> _Aim of the task_: Report each line of the data that includes the word "旋律记忆与辨认".
--- start Listed entries ---
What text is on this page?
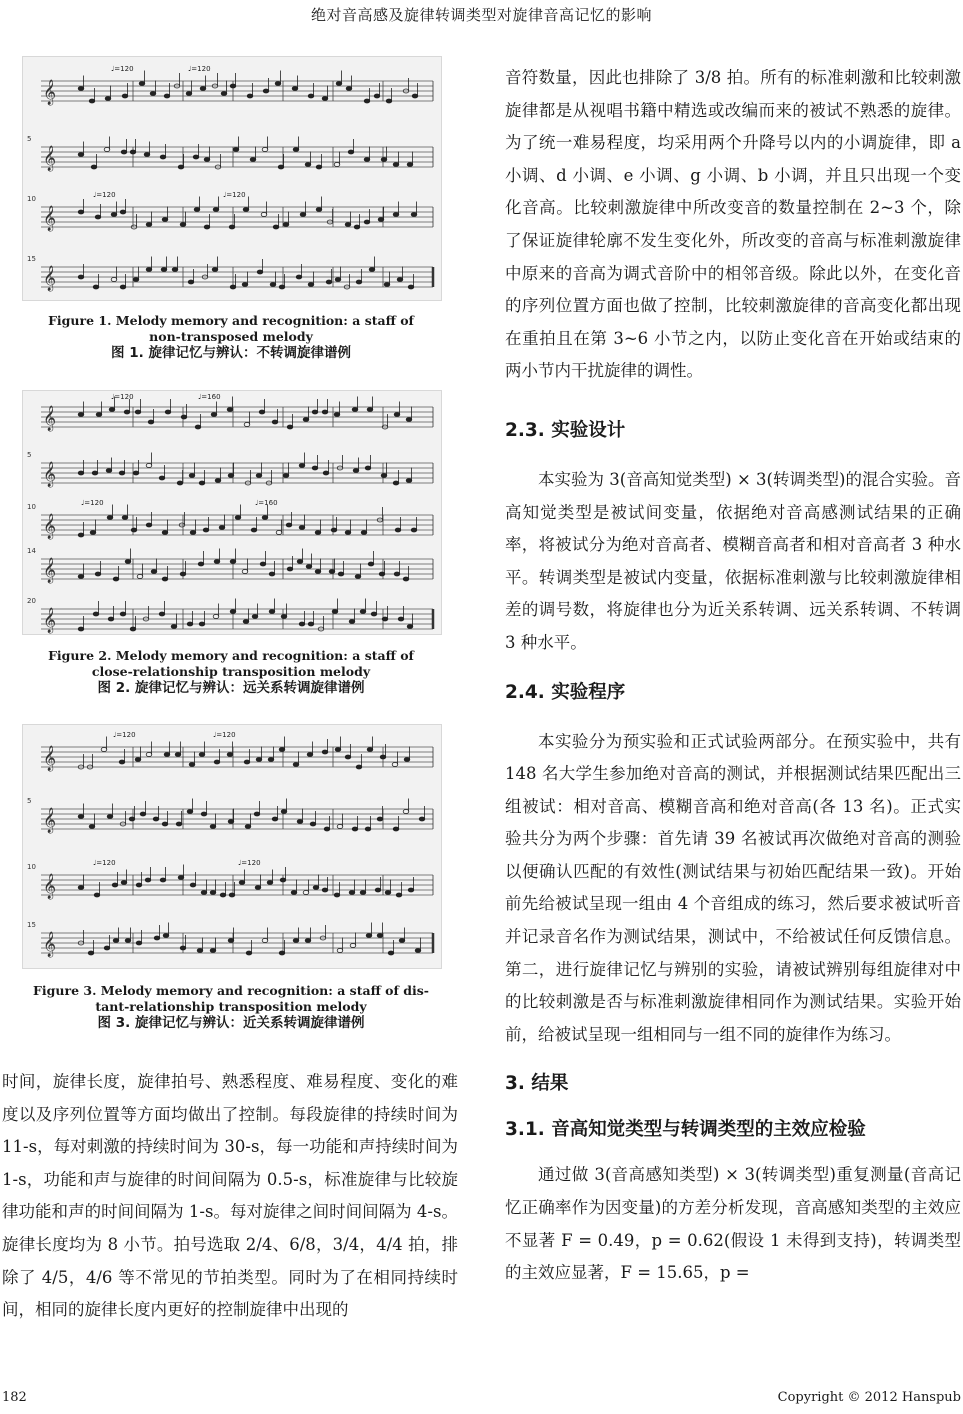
绝对音高感及旋律转调类型对旋律音高记忆的影响
𝄞
𝄞
5
𝄞
10
𝄞
15
♩=120	♩=120
♩=120	♩=120
Figure 1. Melody memory and recognition: a staff of
non-transposed melody
图 1. 旋律记忆与辨认：不转调旋律谱例
𝄞
𝄞
5
𝄞
10
𝄞
14
𝄞
20
♩=120	♩=160
♩=120	♩=160
Figure 2. Melody memory and recognition: a staff of
close-relationship transposition melody
图 2. 旋律记忆与辨认：远关系转调旋律谱例
𝄞
𝄞
5
𝄞
10
𝄞
15
♩=120	♩=120
♩=120	♩=120
Figure 3. Melody memory and recognition: a staff of dis-
tant-relationship transposition melody
图 3. 旋律记忆与辨认：近关系转调旋律谱例

时间，旋律长度，旋律拍号、熟悉程度、难易程度、变化的难度以及序列位置等方面均做出了控制。每段旋律的持续时间为 11-s，每对刺激的持续时间为 30-s，每一功能和声持续时间为 1-s，功能和声与旋律的时间间隔为 0.5-s，标准旋律与比较旋律功能和声的时间间隔为 1-s。每对旋律之间时间间隔为 4-s。旋律长度均为 8 小节。拍号选取 2/4、6/8，3/4，4/4 拍，排除了 4/5，4/6 等不常见的节拍类型。同时为了在相同持续时间，相同的旋律长度内更好的控制旋律中出现的

音符数量，因此也排除了 3/8 拍。所有的标准刺激和比较刺激旋律都是从视唱书籍中精选或改编而来的被试不熟悉的旋律。为了统一难易程度，均采用两个升降号以内的小调旋律，即 a 小调、d 小调、e 小调、g 小调、b 小调，并且只出现一个变化音高。比较刺激旋律中所改变音的数量控制在 2~3 个，除了保证旋律轮廓不发生变化外，所改变的音高与标准刺激旋律中原来的音高为调式音阶中的相邻音级。除此以外，在变化音的序列位置方面也做了控制，比较刺激旋律的音高变化都出现在重拍且在第 3~6 小节之内，以防止变化音在开始或结束的两小节内干扰旋律的调性。

2.3. 实验设计

本实验为 3(音高知觉类型) × 3(转调类型)的混合实验。音高知觉类型是被试间变量，依据绝对音高感测试结果的正确率，将被试分为绝对音高者、模糊音高者和相对音高者 3 种水平。转调类型是被试内变量，依据标准刺激与比较刺激旋律相差的调号数，将旋律也分为近关系转调、远关系转调、不转调 3 种水平。

2.4. 实验程序

本实验分为预实验和正式试验两部分。在预实验中，共有 148 名大学生参加绝对音高的测试，并根据测试结果匹配出三组被试：相对音高、模糊音高和绝对音高(各 13 名)。正式实验共分为两个步骤：首先请 39 名被试再次做绝对音高的测验以便确认匹配的有效性(测试结果与初始匹配结果一致)。开始前先给被试呈现一组由 4 个音组成的练习，然后要求被试听音并记录音名作为测试结果，测试中，不给被试任何反馈信息。第二，进行旋律记忆与辨别的实验，请被试辨别每组旋律对中的比较刺激是否与标准刺激旋律相同作为测试结果。实验开始前，给被试呈现一组相同与一组不同的旋律作为练习。

3. 结果

3.1. 音高知觉类型与转调类型的主效应检验

通过做 3(音高感知类型) × 3(转调类型)重复测量(音高记忆正确率作为因变量)的方差分析发现，音高感知类型的主效应不显著 F = 0.49，p = 0.62(假设 1 未得到支持)，转调类型的主效应显著，F = 15.65，p =

182	Copyright © 2012 Hanspub
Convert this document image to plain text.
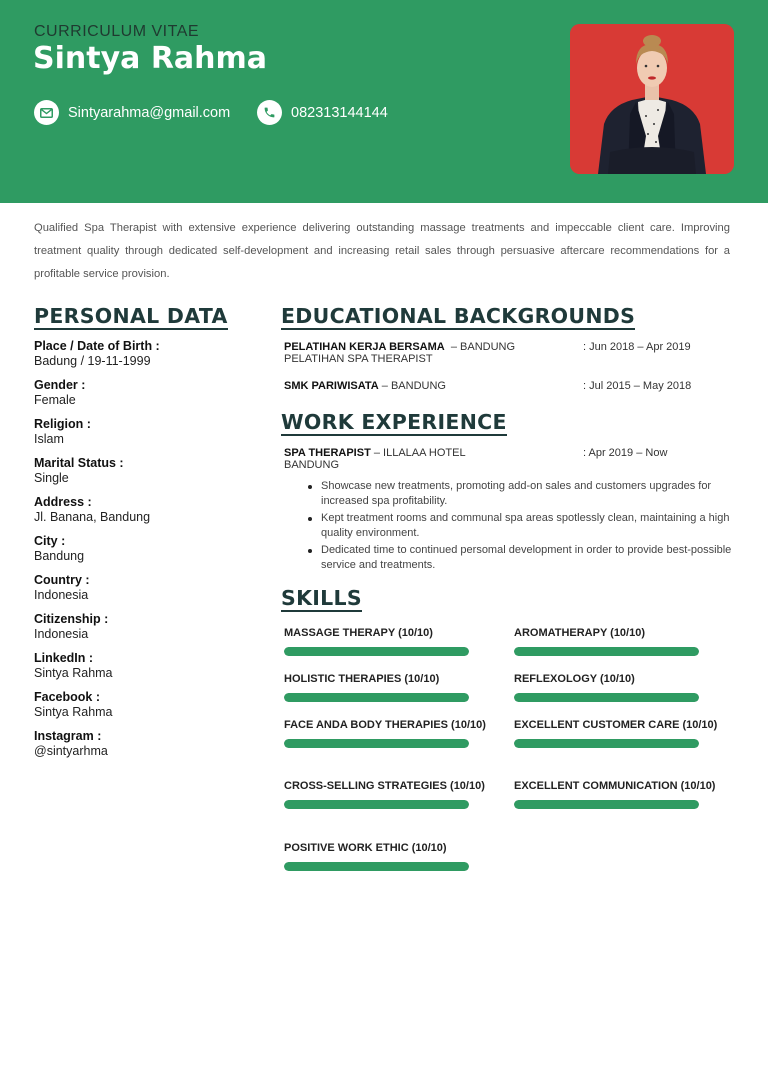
CURRICULUM VITAE
Sintya Rahma
Sintyarahma@gmail.com	082313144144
Qualified Spa Therapist with extensive experience delivering outstanding massage treatments and impeccable client care. Improving treatment quality through dedicated self-development and increasing retail sales through persuasive aftercare recommendations for a profitable service provision.
PERSONAL DATA
Place / Date of Birth :
Badung / 19-11-1999
Gender :
Female
Religion :
Islam
Marital Status :
Single
Address :
Jl. Banana, Bandung
City :
Bandung
Country :
Indonesia
Citizenship :
Indonesia
LinkedIn :
Sintya Rahma
Facebook :
Sintya Rahma
Instagram :
@sintyarhma
EDUCATIONAL BACKGROUNDS
PELATIHAN KERJA BERSAMA – BANDUNG
PELATIHAN SPA THERAPIST
: Jun 2018 – Apr 2019
SMK PARIWISATA – BANDUNG	: Jul 2015 – May 2018
WORK EXPERIENCE
SPA THERAPIST – ILLALAA HOTEL
BANDUNG
: Apr 2019 – Now
Showcase new treatments, promoting add-on sales and customers upgrades for increased spa profitability.
Kept treatment rooms and communal spa areas spotlessly clean, maintaining a high quality environment.
Dedicated time to continued persomal development in order to provide best-possible service and treatments.
SKILLS
MASSAGE THERAPY (10/10)	AROMATHERAPY (10/10)
HOLISTIC THERAPIES (10/10)	REFLEXOLOGY (10/10)
FACE ANDA BODY THERAPIES (10/10)	EXCELLENT CUSTOMER CARE (10/10)
CROSS-SELLING STRATEGIES (10/10)	EXCELLENT COMMUNICATION (10/10)
POSITIVE WORK ETHIC (10/10)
--- end Listed entries ---
> _Finished task_:
图 1. 旋律记忆与辨认：不转调旋律谱例
图 2. 旋律记忆与辨认：远关系转调旋律谱例
图 3. 旋律记忆与辨认：近关系转调旋律谱例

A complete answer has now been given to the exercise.